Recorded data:
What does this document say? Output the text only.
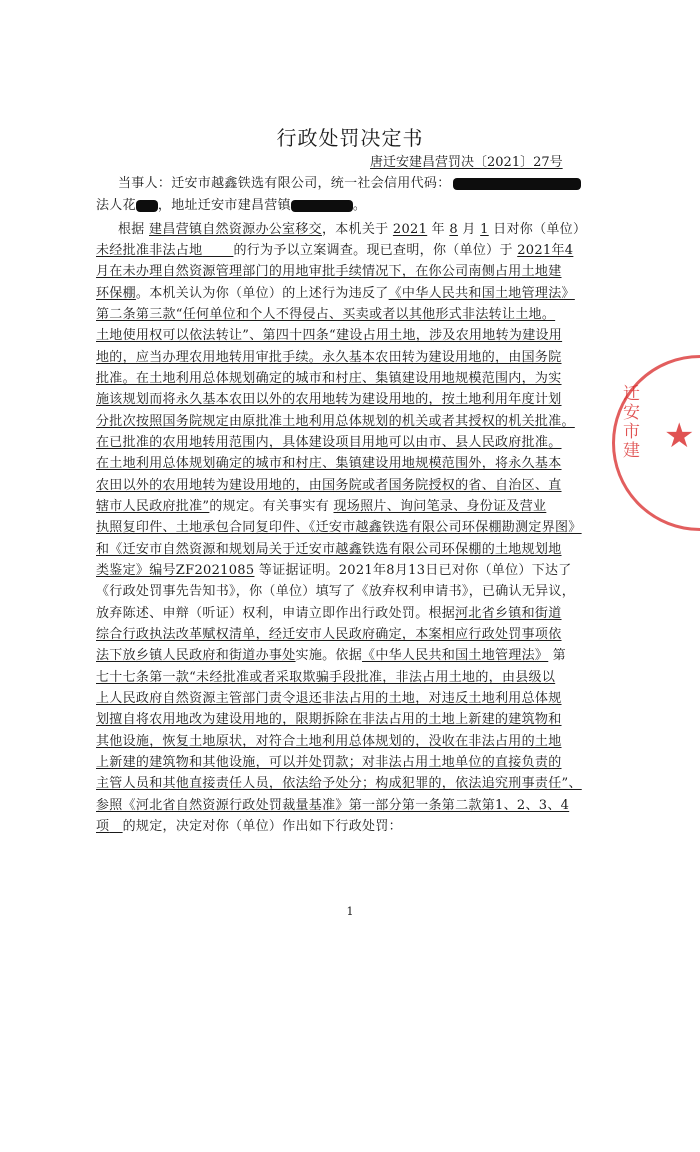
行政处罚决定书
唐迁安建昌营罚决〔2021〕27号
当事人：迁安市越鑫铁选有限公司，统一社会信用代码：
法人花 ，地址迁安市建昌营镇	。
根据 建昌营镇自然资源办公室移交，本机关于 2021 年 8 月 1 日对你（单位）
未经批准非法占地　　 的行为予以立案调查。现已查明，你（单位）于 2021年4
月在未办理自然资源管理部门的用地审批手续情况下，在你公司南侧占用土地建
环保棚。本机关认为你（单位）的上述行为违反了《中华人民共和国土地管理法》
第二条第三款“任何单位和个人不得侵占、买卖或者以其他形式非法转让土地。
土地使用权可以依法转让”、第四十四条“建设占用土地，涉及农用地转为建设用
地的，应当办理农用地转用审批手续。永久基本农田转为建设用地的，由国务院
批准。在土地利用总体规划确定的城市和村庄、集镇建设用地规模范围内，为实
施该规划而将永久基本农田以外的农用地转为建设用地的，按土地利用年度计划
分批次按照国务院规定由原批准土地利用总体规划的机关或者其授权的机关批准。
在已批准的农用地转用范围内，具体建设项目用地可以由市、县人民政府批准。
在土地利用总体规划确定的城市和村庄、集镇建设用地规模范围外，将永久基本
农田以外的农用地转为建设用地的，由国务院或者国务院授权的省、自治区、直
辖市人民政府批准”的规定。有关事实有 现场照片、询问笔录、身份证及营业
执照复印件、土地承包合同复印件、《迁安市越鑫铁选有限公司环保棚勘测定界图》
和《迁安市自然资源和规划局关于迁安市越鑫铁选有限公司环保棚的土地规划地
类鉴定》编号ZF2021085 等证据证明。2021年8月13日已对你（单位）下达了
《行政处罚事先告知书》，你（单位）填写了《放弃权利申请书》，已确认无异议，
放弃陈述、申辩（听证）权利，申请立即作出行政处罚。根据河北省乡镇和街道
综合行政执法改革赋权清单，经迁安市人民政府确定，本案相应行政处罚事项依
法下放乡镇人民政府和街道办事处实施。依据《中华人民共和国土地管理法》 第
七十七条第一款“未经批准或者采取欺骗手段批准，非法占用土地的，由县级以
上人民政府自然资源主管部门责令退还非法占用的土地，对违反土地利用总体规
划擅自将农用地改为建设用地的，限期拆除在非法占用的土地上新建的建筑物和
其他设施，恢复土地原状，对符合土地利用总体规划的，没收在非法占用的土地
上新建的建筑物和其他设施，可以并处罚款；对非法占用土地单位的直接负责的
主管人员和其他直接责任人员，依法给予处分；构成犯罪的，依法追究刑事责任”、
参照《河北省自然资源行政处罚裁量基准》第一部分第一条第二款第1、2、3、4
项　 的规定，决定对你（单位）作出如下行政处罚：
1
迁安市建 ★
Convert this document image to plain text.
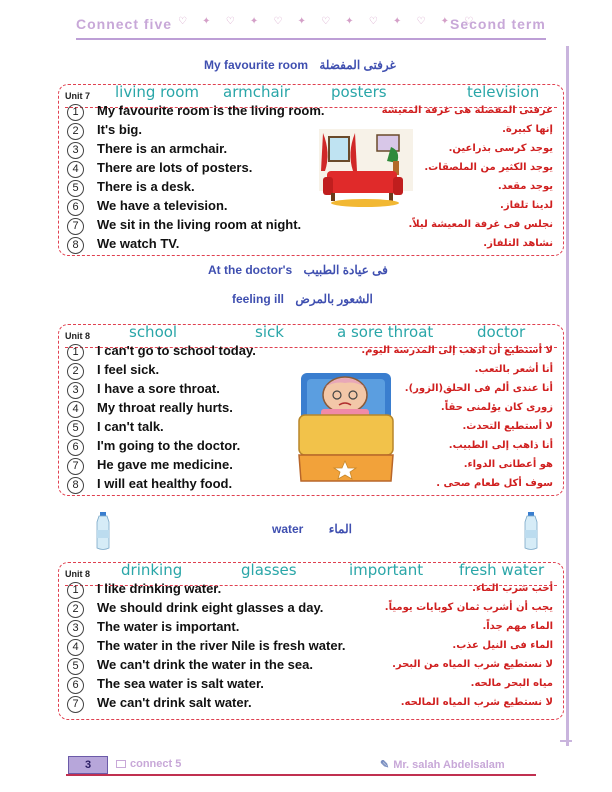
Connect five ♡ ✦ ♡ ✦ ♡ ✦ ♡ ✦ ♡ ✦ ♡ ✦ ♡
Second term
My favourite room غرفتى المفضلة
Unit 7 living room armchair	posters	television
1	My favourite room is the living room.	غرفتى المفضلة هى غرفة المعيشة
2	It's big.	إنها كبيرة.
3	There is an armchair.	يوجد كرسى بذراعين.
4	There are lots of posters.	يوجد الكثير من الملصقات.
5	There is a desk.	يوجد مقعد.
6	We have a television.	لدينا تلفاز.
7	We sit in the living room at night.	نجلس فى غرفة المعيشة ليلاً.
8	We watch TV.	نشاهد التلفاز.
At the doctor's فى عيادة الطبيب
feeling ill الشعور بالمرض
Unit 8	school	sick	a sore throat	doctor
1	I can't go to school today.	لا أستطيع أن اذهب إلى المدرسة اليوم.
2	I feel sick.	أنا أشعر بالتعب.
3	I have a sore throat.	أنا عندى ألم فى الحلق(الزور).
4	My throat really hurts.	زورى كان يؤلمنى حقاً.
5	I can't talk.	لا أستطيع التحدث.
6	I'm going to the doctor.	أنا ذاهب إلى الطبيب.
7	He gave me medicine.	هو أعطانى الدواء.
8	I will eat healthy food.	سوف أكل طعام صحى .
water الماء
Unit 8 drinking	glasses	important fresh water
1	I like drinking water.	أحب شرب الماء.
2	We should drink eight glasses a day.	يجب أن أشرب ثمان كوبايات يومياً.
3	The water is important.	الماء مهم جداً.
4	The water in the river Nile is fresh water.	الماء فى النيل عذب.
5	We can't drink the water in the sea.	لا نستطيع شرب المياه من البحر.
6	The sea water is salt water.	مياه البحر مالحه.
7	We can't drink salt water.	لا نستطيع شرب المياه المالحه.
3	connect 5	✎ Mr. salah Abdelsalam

TO BE DONE: Pictures don't belong in the copy. Restate all the entries exactly.

THE REPLY:
What does this document say? Output the text only.
行政处罚决定书
唐迁安建昌营罚决〔2021〕27号
当事人：迁安市越鑫铁选有限公司，统一社会信用代码：
法人花 ，地址迁安市建昌营镇	。
根据 建昌营镇自然资源办公室移交，本机关于 2021 年 8 月 1 日对你（单位）
未经批准非法占地　　 的行为予以立案调查。现已查明，你（单位）于 2021年4
月在未办理自然资源管理部门的用地审批手续情况下，在你公司南侧占用土地建
环保棚。本机关认为你（单位）的上述行为违反了《中华人民共和国土地管理法》
第二条第三款“任何单位和个人不得侵占、买卖或者以其他形式非法转让土地。
土地使用权可以依法转让”、第四十四条“建设占用土地，涉及农用地转为建设用
地的，应当办理农用地转用审批手续。永久基本农田转为建设用地的，由国务院
批准。在土地利用总体规划确定的城市和村庄、集镇建设用地规模范围内，为实
施该规划而将永久基本农田以外的农用地转为建设用地的，按土地利用年度计划
分批次按照国务院规定由原批准土地利用总体规划的机关或者其授权的机关批准。
在已批准的农用地转用范围内，具体建设项目用地可以由市、县人民政府批准。
在土地利用总体规划确定的城市和村庄、集镇建设用地规模范围外，将永久基本
农田以外的农用地转为建设用地的，由国务院或者国务院授权的省、自治区、直
辖市人民政府批准”的规定。有关事实有 现场照片、询问笔录、身份证及营业
执照复印件、土地承包合同复印件、《迁安市越鑫铁选有限公司环保棚勘测定界图》
和《迁安市自然资源和规划局关于迁安市越鑫铁选有限公司环保棚的土地规划地
类鉴定》编号ZF2021085 等证据证明。2021年8月13日已对你（单位）下达了
《行政处罚事先告知书》，你（单位）填写了《放弃权利申请书》，已确认无异议，
放弃陈述、申辩（听证）权利，申请立即作出行政处罚。根据河北省乡镇和街道
综合行政执法改革赋权清单，经迁安市人民政府确定，本案相应行政处罚事项依
法下放乡镇人民政府和街道办事处实施。依据《中华人民共和国土地管理法》 第
七十七条第一款“未经批准或者采取欺骗手段批准，非法占用土地的，由县级以
上人民政府自然资源主管部门责令退还非法占用的土地，对违反土地利用总体规
划擅自将农用地改为建设用地的，限期拆除在非法占用的土地上新建的建筑物和
其他设施，恢复土地原状，对符合土地利用总体规划的，没收在非法占用的土地
上新建的建筑物和其他设施，可以并处罚款；对非法占用土地单位的直接负责的
主管人员和其他直接责任人员，依法给予处分；构成犯罪的，依法追究刑事责任”、
参照《河北省自然资源行政处罚裁量基准》第一部分第一条第二款第1、2、3、4
项　 的规定，决定对你（单位）作出如下行政处罚：
1
迁安市建 ★
Convert this document image to plain text.
Connect five ♡ ✦ ♡ ✦ ♡ ✦ ♡ ✦ ♡ ✦ ♡ ✦ ♡
Second term
My favourite room غرفتى المفضلة
Unit 7 living room armchair	posters	television
1	My favourite room is the living room.	غرفتى المفضلة هى غرفة المعيشة
2	It's big.	إنها كبيرة.
3	There is an armchair.	يوجد كرسى بذراعين.
4	There are lots of posters.	يوجد الكثير من الملصقات.
5	There is a desk.	يوجد مقعد.
6	We have a television.	لدينا تلفاز.
7	We sit in the living room at night.	نجلس فى غرفة المعيشة ليلاً.
8	We watch TV.	نشاهد التلفاز.
At the doctor's فى عيادة الطبيب
feeling ill الشعور بالمرض
Unit 8	school	sick	a sore throat	doctor
1	I can't go to school today.	لا أستطيع أن اذهب إلى المدرسة اليوم.
2	I feel sick.	أنا أشعر بالتعب.
3	I have a sore throat.	أنا عندى ألم فى الحلق(الزور).
4	My throat really hurts.	زورى كان يؤلمنى حقاً.
5	I can't talk.	لا أستطيع التحدث.
6	I'm going to the doctor.	أنا ذاهب إلى الطبيب.
7	He gave me medicine.	هو أعطانى الدواء.
8	I will eat healthy food.	سوف أكل طعام صحى .
water الماء
Unit 8 drinking	glasses	important fresh water
1	I like drinking water.	أحب شرب الماء.
2	We should drink eight glasses a day.	يجب أن أشرب ثمان كوبايات يومياً.
3	The water is important.	الماء مهم جداً.
4	The water in the river Nile is fresh water.	الماء فى النيل عذب.
5	We can't drink the water in the sea.	لا نستطيع شرب المياه من البحر.
6	The sea water is salt water.	مياه البحر مالحه.
7	We can't drink salt water.	لا نستطيع شرب المياه المالحه.
3	connect 5	✎ Mr. salah Abdelsalam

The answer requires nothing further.